----- RECORDS SHOWN -----

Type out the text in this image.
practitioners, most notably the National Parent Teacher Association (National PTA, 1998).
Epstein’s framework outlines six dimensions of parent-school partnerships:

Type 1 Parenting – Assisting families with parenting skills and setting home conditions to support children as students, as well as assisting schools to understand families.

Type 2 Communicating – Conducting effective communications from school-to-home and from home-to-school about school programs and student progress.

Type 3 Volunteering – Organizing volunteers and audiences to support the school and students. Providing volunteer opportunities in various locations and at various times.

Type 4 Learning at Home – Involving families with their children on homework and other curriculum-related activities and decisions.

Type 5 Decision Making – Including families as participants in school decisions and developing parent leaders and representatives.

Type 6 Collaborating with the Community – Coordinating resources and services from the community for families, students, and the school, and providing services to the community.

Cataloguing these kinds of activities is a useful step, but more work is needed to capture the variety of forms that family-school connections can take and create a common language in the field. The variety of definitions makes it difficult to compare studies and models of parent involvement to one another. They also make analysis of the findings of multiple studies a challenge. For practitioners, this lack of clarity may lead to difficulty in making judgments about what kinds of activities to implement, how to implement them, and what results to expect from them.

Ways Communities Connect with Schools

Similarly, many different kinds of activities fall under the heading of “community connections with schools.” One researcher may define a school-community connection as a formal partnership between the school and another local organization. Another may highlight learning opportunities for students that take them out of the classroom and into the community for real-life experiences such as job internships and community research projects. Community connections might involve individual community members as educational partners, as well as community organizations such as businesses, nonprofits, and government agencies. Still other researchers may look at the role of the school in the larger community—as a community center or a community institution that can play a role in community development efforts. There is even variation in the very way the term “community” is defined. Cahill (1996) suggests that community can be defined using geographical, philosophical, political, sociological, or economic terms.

-----
----- RECORDS SHOWN -----

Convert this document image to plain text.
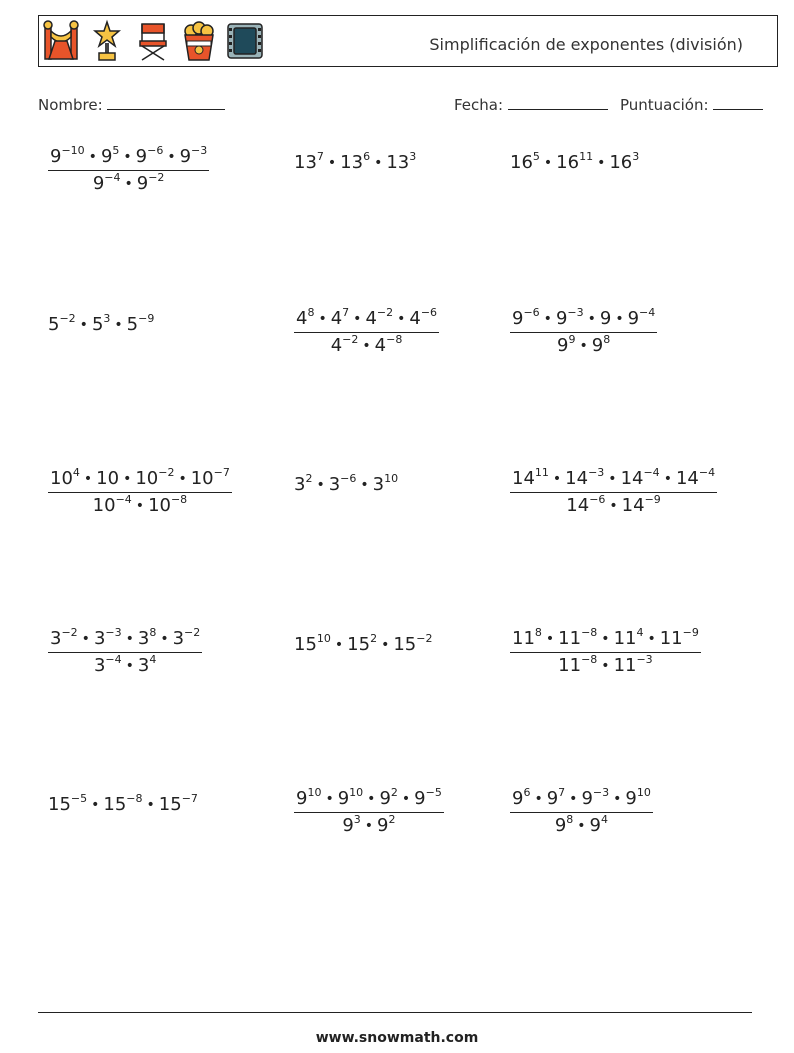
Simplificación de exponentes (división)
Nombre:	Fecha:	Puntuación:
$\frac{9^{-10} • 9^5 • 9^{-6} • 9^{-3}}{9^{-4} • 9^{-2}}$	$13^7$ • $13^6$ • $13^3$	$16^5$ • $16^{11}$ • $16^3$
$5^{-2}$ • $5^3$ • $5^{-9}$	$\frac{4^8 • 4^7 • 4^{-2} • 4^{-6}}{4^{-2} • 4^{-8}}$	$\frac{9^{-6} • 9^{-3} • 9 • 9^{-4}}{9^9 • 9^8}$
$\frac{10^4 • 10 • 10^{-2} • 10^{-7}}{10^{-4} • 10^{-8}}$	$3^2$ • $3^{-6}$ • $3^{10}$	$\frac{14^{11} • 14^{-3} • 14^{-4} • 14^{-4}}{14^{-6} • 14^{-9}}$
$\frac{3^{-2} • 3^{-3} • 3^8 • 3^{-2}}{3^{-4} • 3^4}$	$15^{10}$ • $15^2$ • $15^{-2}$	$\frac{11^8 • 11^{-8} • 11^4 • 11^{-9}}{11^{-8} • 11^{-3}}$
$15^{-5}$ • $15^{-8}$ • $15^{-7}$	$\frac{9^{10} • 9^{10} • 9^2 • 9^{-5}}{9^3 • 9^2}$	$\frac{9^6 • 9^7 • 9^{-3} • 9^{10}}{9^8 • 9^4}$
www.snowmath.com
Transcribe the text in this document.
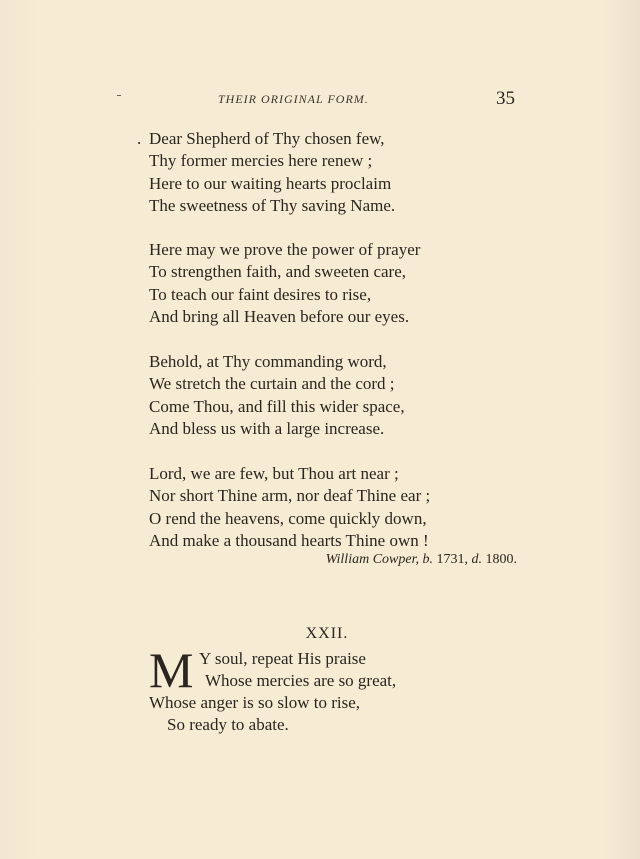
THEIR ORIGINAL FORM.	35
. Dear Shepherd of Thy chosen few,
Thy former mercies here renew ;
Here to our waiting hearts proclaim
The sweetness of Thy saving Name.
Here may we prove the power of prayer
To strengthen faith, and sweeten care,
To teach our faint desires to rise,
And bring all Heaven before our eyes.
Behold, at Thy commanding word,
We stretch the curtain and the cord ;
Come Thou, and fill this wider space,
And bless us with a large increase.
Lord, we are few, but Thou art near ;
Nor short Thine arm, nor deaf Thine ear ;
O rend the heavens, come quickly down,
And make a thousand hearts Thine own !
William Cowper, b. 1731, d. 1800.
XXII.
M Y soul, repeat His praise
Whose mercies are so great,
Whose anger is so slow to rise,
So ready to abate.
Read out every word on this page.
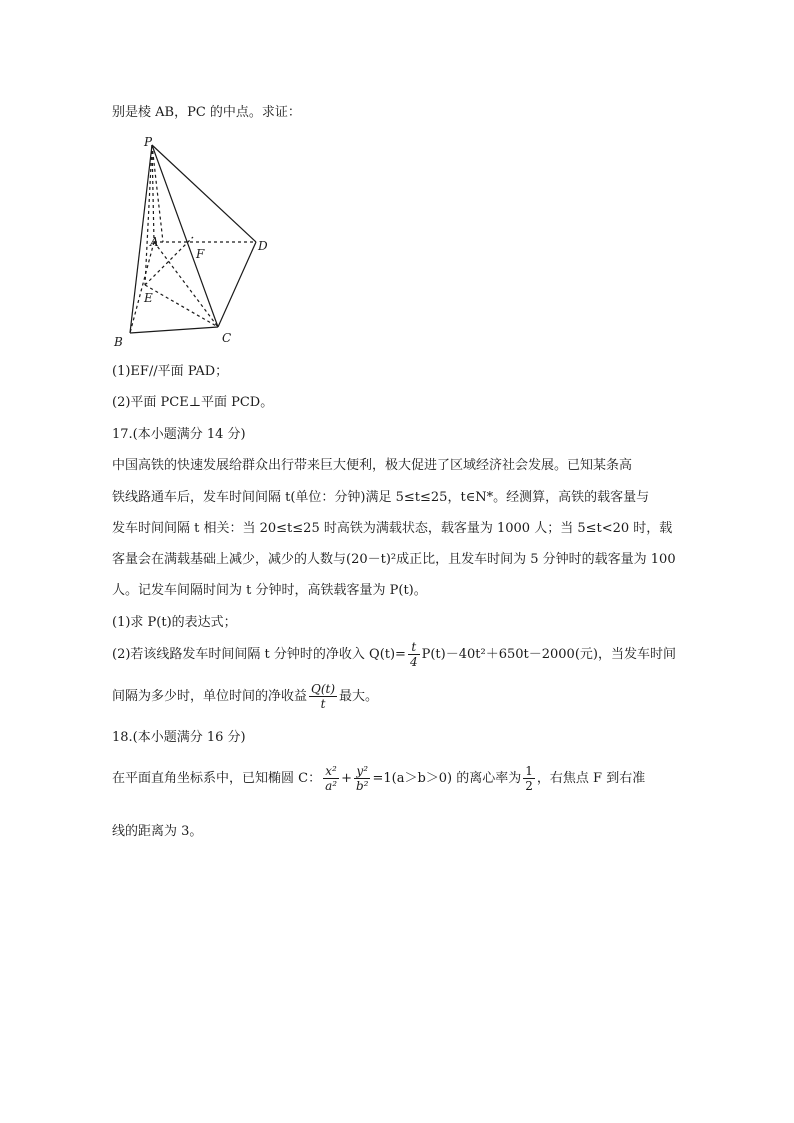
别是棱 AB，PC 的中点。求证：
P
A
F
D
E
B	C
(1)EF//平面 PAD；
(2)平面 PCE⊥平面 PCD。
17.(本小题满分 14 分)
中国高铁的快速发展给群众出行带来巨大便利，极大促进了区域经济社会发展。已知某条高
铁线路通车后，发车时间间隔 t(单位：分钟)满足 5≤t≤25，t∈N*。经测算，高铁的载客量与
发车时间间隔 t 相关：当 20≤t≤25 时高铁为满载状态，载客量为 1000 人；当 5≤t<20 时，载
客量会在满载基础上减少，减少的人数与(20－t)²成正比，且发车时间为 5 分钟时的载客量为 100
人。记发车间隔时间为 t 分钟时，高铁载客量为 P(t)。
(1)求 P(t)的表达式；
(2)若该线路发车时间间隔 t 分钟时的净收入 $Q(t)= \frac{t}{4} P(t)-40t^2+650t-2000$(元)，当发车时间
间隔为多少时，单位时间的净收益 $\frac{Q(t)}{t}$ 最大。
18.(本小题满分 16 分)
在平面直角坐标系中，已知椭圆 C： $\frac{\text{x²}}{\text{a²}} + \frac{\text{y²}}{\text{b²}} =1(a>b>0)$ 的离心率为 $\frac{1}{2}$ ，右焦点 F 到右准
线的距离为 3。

-----

- YOUR GOAL
Track down the lines that include the word "about" and copy them.

- EXERCISE ANSWER
Type 2 Communicating – Conducting effective communications from school-to-home and from home-to-school about school programs and student progress.
Cataloguing these kinds of activities is a useful step, but more work is needed to capture the variety of forms that family-school connections can take and create a common language in the field. The variety of definitions makes it difficult to compare studies and models of parent involvement to one another. They also make analysis of the findings of multiple studies a challenge. For practitioners, this lack of clarity may lead to difficulty in making judgments about what kinds of activities to implement, how to implement them, and what results to expect from them.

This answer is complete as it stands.